Would you return the complete listing below word for word?

## Start Listing

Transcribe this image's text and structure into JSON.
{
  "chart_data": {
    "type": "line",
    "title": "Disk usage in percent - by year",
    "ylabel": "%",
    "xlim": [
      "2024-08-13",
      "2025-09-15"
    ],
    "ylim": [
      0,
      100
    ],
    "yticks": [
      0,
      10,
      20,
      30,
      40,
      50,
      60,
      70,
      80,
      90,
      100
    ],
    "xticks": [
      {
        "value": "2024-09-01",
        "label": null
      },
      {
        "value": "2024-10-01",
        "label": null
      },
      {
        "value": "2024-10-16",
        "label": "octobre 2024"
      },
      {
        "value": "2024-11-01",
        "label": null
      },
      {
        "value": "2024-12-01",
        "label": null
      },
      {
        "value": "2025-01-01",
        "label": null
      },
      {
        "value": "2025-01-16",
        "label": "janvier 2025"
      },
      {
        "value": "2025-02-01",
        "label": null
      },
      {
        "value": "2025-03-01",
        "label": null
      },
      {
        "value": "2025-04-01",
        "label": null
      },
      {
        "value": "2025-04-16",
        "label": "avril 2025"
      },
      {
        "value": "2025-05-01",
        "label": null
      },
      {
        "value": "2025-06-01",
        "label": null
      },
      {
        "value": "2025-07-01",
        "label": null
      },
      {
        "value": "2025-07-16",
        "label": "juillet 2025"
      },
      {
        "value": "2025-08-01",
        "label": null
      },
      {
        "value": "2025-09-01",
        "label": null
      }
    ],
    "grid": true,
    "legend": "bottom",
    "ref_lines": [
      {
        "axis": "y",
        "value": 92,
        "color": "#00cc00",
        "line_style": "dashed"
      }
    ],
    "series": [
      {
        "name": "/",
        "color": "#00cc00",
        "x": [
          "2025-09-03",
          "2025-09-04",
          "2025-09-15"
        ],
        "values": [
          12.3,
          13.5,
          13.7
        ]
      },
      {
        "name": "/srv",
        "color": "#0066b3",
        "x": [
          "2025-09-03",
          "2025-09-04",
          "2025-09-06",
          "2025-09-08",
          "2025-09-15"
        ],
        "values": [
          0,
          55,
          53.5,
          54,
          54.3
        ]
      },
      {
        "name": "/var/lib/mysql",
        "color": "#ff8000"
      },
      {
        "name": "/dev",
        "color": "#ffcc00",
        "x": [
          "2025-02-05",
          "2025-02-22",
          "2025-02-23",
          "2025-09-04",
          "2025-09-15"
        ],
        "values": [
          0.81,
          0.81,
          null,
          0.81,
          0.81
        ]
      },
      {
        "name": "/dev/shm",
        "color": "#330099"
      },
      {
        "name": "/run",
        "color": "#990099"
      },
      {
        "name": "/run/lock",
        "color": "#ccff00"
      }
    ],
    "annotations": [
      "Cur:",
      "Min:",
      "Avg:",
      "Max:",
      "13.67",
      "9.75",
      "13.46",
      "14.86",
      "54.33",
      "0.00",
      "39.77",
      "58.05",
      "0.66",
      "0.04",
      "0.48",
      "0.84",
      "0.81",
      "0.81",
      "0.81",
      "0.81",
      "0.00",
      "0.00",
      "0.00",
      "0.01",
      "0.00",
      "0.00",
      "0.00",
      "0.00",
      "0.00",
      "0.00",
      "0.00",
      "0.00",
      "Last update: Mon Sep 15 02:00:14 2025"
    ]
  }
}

## End Listing

> _Result below_:
Transcribe this image's text and structure into JSON.
{
  "chart_data": {
    "type": "line",
    "title": "Disk usage in percent - by year",
    "ylabel": "%",
    "xlim": [
      "2024-08-13",
      "2025-09-15"
    ],
    "ylim": [
      0,
      100
    ],
    "yticks": [
      0,
      10,
      20,
      30,
      40,
      50,
      60,
      70,
      80,
      90,
      100
    ],
    "xticks": [
      {
        "value": "2024-09-01",
        "label": null
      },
      {
        "value": "2024-10-01",
        "label": null
      },
      {
        "value": "2024-10-16",
        "label": "octobre 2024"
      },
      {
        "value": "2024-11-01",
        "label": null
      },
      {
        "value": "2024-12-01",
        "label": null
      },
      {
        "value": "2025-01-01",
        "label": null
      },
      {
        "value": "2025-01-16",
        "label": "janvier 2025"
      },
      {
        "value": "2025-02-01",
        "label": null
      },
      {
        "value": "2025-03-01",
        "label": null
      },
      {
        "value": "2025-04-01",
        "label": null
      },
      {
        "value": "2025-04-16",
        "label": "avril 2025"
      },
      {
        "value": "2025-05-01",
        "label": null
      },
      {
        "value": "2025-06-01",
        "label": null
      },
      {
        "value": "2025-07-01",
        "label": null
      },
      {
        "value": "2025-07-16",
        "label": "juillet 2025"
      },
      {
        "value": "2025-08-01",
        "label": null
      },
      {
        "value": "2025-09-01",
        "label": null
      }
    ],
    "grid": true,
    "legend": "bottom",
    "ref_lines": [
      {
        "axis": "y",
        "value": 92,
        "color": "#00cc00",
        "line_style": "dashed"
      }
    ],
    "series": [
      {
        "name": "/",
        "color": "#00cc00",
        "x": [
          "2025-09-03",
          "2025-09-04",
          "2025-09-15"
        ],
        "values": [
          12.3,
          13.5,
          13.7
        ]
      },
      {
        "name": "/srv",
        "color": "#0066b3",
        "x": [
          "2025-09-03",
          "2025-09-04",
          "2025-09-06",
          "2025-09-08",
          "2025-09-15"
        ],
        "values": [
          0,
          55,
          53.5,
          54,
          54.3
        ]
      },
      {
        "name": "/var/lib/mysql",
        "color": "#ff8000"
      },
      {
        "name": "/dev",
        "color": "#ffcc00",
        "x": [
          "2025-02-05",
          "2025-02-22",
          "2025-02-23",
          "2025-09-04",
          "2025-09-15"
        ],
        "values": [
          0.81,
          0.81,
          null,
          0.81,
          0.81
        ]
      },
      {
        "name": "/dev/shm",
        "color": "#330099"
      },
      {
        "name": "/run",
        "color": "#990099"
      },
      {
        "name": "/run/lock",
        "color": "#ccff00"
      }
    ],
    "annotations": [
      "Cur:",
      "Min:",
      "Avg:",
      "Max:",
      "13.67",
      "9.75",
      "13.46",
      "14.86",
      "54.33",
      "0.00",
      "39.77",
      "58.05",
      "0.66",
      "0.04",
      "0.48",
      "0.84",
      "0.81",
      "0.81",
      "0.81",
      "0.81",
      "0.00",
      "0.00",
      "0.00",
      "0.01",
      "0.00",
      "0.00",
      "0.00",
      "0.00",
      "0.00",
      "0.00",
      "0.00",
      "0.00",
      "Last update: Mon Sep 15 02:00:14 2025"
    ]
  }
}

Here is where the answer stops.